Look over the lines below. Report each one that includes the string "marker".

* BEGIN RAW RECORDS *

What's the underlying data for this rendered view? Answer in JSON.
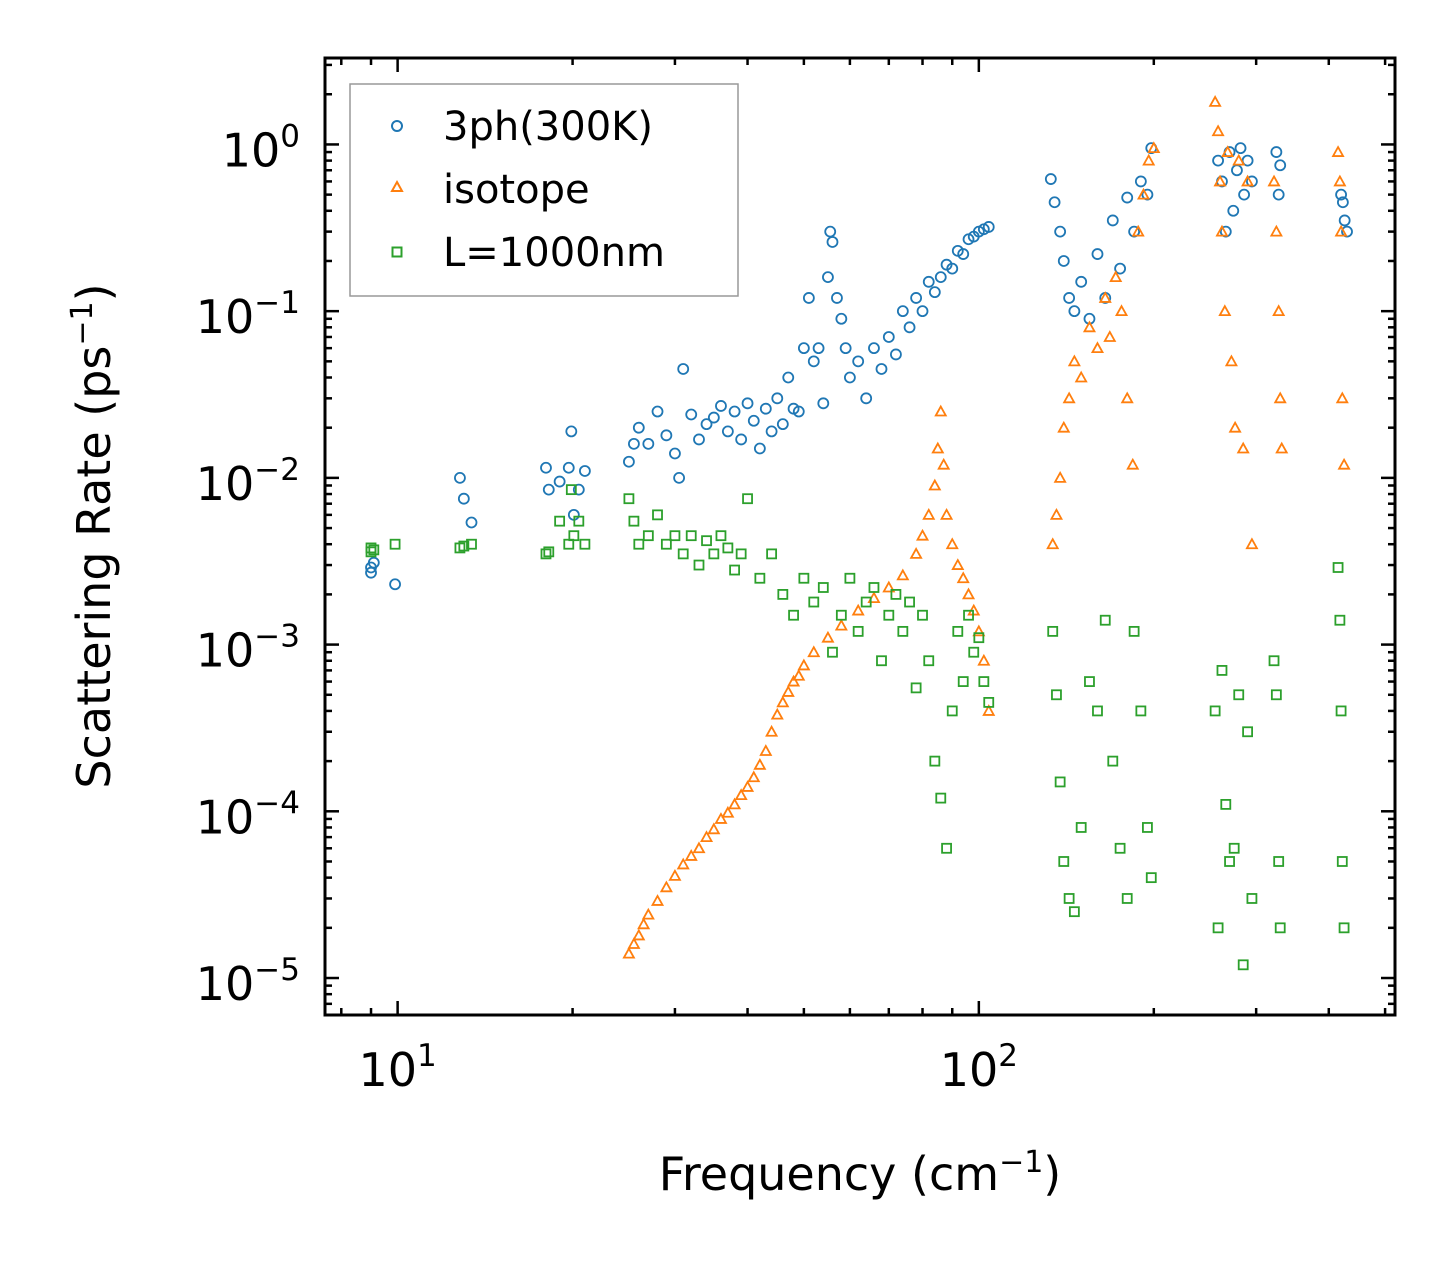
{
  "chart_data": {
    "type": "scatter",
    "xscale": "log",
    "yscale": "log",
    "xlim": [
      7.5,
      520
    ],
    "ylim": [
      6e-06,
      3.3
    ],
    "xlabel": "Frequency (cm",
    "xlabel_sup": "−1",
    "xlabel_end": ")",
    "ylabel": "Scattering Rate (ps",
    "ylabel_sup": "−1",
    "ylabel_end": ")",
    "x_ticks": [
      {
        "value": 10,
        "base": "10",
        "exp": "1"
      },
      {
        "value": 100,
        "base": "10",
        "exp": "2"
      }
    ],
    "y_ticks": [
      {
        "value": 1,
        "base": "10",
        "exp": "0"
      },
      {
        "value": 0.1,
        "base": "10",
        "exp": "−1"
      },
      {
        "value": 0.01,
        "base": "10",
        "exp": "−2"
      },
      {
        "value": 0.001,
        "base": "10",
        "exp": "−3"
      },
      {
        "value": 0.0001,
        "base": "10",
        "exp": "−4"
      },
      {
        "value": 1e-05,
        "base": "10",
        "exp": "−5"
      }
    ],
    "legend_position": "top-left",
    "series": [
      {
        "name": "3ph(300K)",
        "marker": "circle",
        "color": "#1f77b4",
        "x": [
          9.0,
          9.0,
          9.1,
          9.9,
          12.8,
          13.0,
          13.4,
          18.0,
          18.2,
          19.0,
          19.7,
          19.9,
          20.1,
          20.5,
          21.0,
          25,
          25.5,
          26,
          27,
          28,
          29,
          30,
          30.5,
          31,
          32,
          33,
          34,
          35,
          36,
          37,
          38,
          39,
          40,
          41,
          42,
          43,
          44,
          45,
          46,
          47,
          48,
          49,
          50,
          51,
          52,
          53,
          54,
          55,
          55.5,
          56,
          57,
          58,
          59,
          60,
          62,
          64,
          66,
          68,
          70,
          72,
          74,
          76,
          78,
          80,
          82,
          84,
          86,
          88,
          90,
          92,
          94,
          96,
          98,
          100,
          102,
          104,
          133,
          135,
          138,
          140,
          143,
          146,
          150,
          155,
          160,
          165,
          170,
          175,
          180,
          185,
          190,
          195,
          198,
          258,
          262,
          266,
          270,
          274,
          278,
          282,
          286,
          290,
          295,
          325,
          328,
          330,
          420,
          423,
          426,
          430
        ],
        "y": [
          0.0029,
          0.0027,
          0.0031,
          0.0023,
          0.01,
          0.0075,
          0.0054,
          0.0115,
          0.0085,
          0.0095,
          0.0115,
          0.019,
          0.006,
          0.0085,
          0.011,
          0.0125,
          0.016,
          0.02,
          0.016,
          0.025,
          0.018,
          0.014,
          0.01,
          0.045,
          0.024,
          0.017,
          0.021,
          0.023,
          0.027,
          0.019,
          0.025,
          0.017,
          0.028,
          0.022,
          0.015,
          0.026,
          0.019,
          0.03,
          0.021,
          0.04,
          0.026,
          0.025,
          0.06,
          0.12,
          0.05,
          0.06,
          0.028,
          0.16,
          0.3,
          0.26,
          0.12,
          0.09,
          0.06,
          0.04,
          0.05,
          0.03,
          0.06,
          0.045,
          0.07,
          0.055,
          0.1,
          0.08,
          0.12,
          0.1,
          0.15,
          0.13,
          0.16,
          0.19,
          0.18,
          0.23,
          0.22,
          0.27,
          0.28,
          0.3,
          0.31,
          0.32,
          0.62,
          0.45,
          0.3,
          0.2,
          0.12,
          0.1,
          0.15,
          0.09,
          0.22,
          0.12,
          0.35,
          0.18,
          0.48,
          0.3,
          0.6,
          0.5,
          0.95,
          0.8,
          0.6,
          0.3,
          0.9,
          0.4,
          0.7,
          0.95,
          0.5,
          0.8,
          0.6,
          0.9,
          0.5,
          0.75,
          0.5,
          0.45,
          0.35,
          0.3
        ]
      },
      {
        "name": "isotope",
        "marker": "triangle",
        "color": "#ff7f0e",
        "x": [
          25,
          25.5,
          26,
          26.5,
          27,
          28,
          29,
          30,
          31,
          32,
          33,
          34,
          35,
          36,
          37,
          38,
          39,
          40,
          41,
          42,
          43,
          44,
          45,
          46,
          47,
          48,
          49,
          50,
          52,
          55,
          58,
          62,
          66,
          70,
          74,
          78,
          80,
          82,
          84,
          85,
          86,
          87,
          88,
          90,
          92,
          94,
          96,
          98,
          100,
          102,
          104,
          134,
          136,
          138,
          140,
          143,
          146,
          150,
          155,
          160,
          165,
          168,
          172,
          176,
          180,
          184,
          188,
          192,
          196,
          200,
          255,
          258,
          260,
          262,
          265,
          268,
          272,
          276,
          280,
          285,
          290,
          295,
          322,
          325,
          328,
          330,
          332,
          415,
          418,
          420,
          422,
          425
        ],
        "y": [
          1.4e-05,
          1.6e-05,
          1.8e-05,
          2.1e-05,
          2.4e-05,
          2.9e-05,
          3.5e-05,
          4.1e-05,
          4.8e-05,
          5.4e-05,
          6e-05,
          7e-05,
          7.8e-05,
          9e-05,
          9.8e-05,
          0.00011,
          0.000125,
          0.00014,
          0.00016,
          0.00019,
          0.00023,
          0.0003,
          0.00038,
          0.00045,
          0.00052,
          0.0006,
          0.00065,
          0.00075,
          0.0009,
          0.0011,
          0.0013,
          0.0016,
          0.0019,
          0.0022,
          0.0026,
          0.0035,
          0.0045,
          0.006,
          0.009,
          0.015,
          0.025,
          0.012,
          0.006,
          0.004,
          0.003,
          0.0025,
          0.002,
          0.0016,
          0.0012,
          0.0008,
          0.0004,
          0.004,
          0.006,
          0.01,
          0.02,
          0.03,
          0.05,
          0.04,
          0.08,
          0.06,
          0.12,
          0.07,
          0.16,
          0.1,
          0.03,
          0.012,
          0.3,
          0.5,
          0.8,
          0.95,
          1.8,
          1.2,
          0.6,
          0.3,
          0.1,
          0.9,
          0.05,
          0.02,
          0.8,
          0.015,
          0.6,
          0.004,
          0.6,
          0.3,
          0.1,
          0.03,
          0.015,
          0.9,
          0.6,
          0.3,
          0.03,
          0.012
        ]
      },
      {
        "name": "L=1000nm",
        "marker": "square",
        "color": "#2ca02c",
        "x": [
          9.0,
          9.0,
          9.1,
          9.9,
          12.8,
          13.0,
          13.4,
          18.0,
          18.2,
          19.0,
          19.7,
          19.9,
          20.1,
          20.5,
          21.0,
          25,
          25.5,
          26,
          27,
          28,
          29,
          30,
          31,
          32,
          33,
          34,
          35,
          36,
          37,
          38,
          39,
          40,
          42,
          44,
          46,
          48,
          50,
          52,
          54,
          56,
          58,
          60,
          62,
          64,
          66,
          68,
          70,
          72,
          74,
          76,
          78,
          80,
          82,
          84,
          86,
          88,
          90,
          92,
          94,
          96,
          98,
          100,
          102,
          104,
          134,
          136,
          138,
          140,
          143,
          146,
          150,
          155,
          160,
          165,
          170,
          175,
          180,
          185,
          190,
          195,
          198,
          255,
          258,
          262,
          266,
          270,
          275,
          280,
          285,
          290,
          295,
          322,
          325,
          328,
          330,
          415,
          418,
          420,
          422,
          425
        ],
        "y": [
          0.0038,
          0.0036,
          0.0037,
          0.004,
          0.0038,
          0.0039,
          0.004,
          0.0035,
          0.0036,
          0.0055,
          0.004,
          0.0085,
          0.0045,
          0.0055,
          0.004,
          0.0075,
          0.0055,
          0.004,
          0.0045,
          0.006,
          0.004,
          0.0045,
          0.0035,
          0.0045,
          0.003,
          0.0042,
          0.0035,
          0.0045,
          0.0038,
          0.0028,
          0.0035,
          0.0075,
          0.0025,
          0.0035,
          0.002,
          0.0015,
          0.0025,
          0.0018,
          0.0022,
          0.0009,
          0.0015,
          0.0025,
          0.0012,
          0.0018,
          0.0022,
          0.0008,
          0.0015,
          0.002,
          0.0012,
          0.0018,
          0.00055,
          0.0015,
          0.0008,
          0.0002,
          0.00012,
          6e-05,
          0.0004,
          0.0012,
          0.0006,
          0.0015,
          0.0009,
          0.0011,
          0.0006,
          0.00045,
          0.0012,
          0.0005,
          0.00015,
          5e-05,
          3e-05,
          2.5e-05,
          8e-05,
          0.0006,
          0.0004,
          0.0014,
          0.0002,
          6e-05,
          3e-05,
          0.0012,
          0.0004,
          8e-05,
          4e-05,
          0.0004,
          2e-05,
          0.0007,
          0.00011,
          5e-05,
          6e-05,
          0.0005,
          1.2e-05,
          0.0003,
          3e-05,
          0.0008,
          0.0005,
          5e-05,
          2e-05,
          0.0029,
          0.0014,
          0.0004,
          5e-05,
          2e-05
        ]
      }
    ]
  }
}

* END RAW RECORDS *

§ WRITTEN SOLUTION
        "marker": "circle",
        "marker": "triangle",
        "marker": "square",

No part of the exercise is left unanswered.